LISTED ENTRIES:
[BEGIN]
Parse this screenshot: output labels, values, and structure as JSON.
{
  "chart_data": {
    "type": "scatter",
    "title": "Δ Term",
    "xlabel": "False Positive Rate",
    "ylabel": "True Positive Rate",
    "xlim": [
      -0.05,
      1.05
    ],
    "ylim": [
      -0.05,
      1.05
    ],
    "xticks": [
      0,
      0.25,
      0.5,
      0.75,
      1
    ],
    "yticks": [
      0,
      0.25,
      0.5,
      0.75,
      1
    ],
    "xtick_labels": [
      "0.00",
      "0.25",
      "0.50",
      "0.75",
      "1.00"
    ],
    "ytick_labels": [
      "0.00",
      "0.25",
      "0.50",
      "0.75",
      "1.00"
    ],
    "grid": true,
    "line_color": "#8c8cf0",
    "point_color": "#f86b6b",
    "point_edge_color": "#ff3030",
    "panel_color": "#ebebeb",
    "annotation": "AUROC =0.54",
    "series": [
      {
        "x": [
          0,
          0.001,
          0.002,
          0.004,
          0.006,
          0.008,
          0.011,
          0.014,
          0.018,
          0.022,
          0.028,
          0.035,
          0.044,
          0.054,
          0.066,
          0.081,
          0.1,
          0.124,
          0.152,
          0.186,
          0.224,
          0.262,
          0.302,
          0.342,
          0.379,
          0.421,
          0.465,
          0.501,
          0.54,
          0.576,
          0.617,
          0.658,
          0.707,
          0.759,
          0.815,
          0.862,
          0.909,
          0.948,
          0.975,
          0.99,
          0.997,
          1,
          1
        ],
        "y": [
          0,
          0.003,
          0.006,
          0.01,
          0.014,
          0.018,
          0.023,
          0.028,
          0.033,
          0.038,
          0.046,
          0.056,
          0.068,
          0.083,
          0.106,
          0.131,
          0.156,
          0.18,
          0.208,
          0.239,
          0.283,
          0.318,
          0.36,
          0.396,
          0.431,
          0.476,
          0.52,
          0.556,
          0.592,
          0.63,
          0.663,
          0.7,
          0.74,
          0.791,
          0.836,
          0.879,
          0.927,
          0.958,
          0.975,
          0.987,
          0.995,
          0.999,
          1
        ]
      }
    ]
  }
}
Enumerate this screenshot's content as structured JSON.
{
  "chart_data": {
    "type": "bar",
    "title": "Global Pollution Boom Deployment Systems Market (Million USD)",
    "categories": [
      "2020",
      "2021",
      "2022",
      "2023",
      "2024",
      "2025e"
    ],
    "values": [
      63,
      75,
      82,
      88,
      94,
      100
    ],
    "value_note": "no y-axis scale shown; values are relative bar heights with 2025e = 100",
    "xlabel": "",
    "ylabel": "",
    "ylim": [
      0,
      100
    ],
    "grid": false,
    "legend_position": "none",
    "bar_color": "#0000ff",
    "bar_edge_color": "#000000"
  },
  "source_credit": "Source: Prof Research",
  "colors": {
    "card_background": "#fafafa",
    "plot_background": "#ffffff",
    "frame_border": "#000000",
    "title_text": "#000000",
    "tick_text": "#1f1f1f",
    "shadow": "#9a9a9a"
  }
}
[END]
Scan the listing above. Gather each line that contains the word "Positive".

OUTPUT:
    "xlabel": "False Positive Rate",
    "ylabel": "True Positive Rate",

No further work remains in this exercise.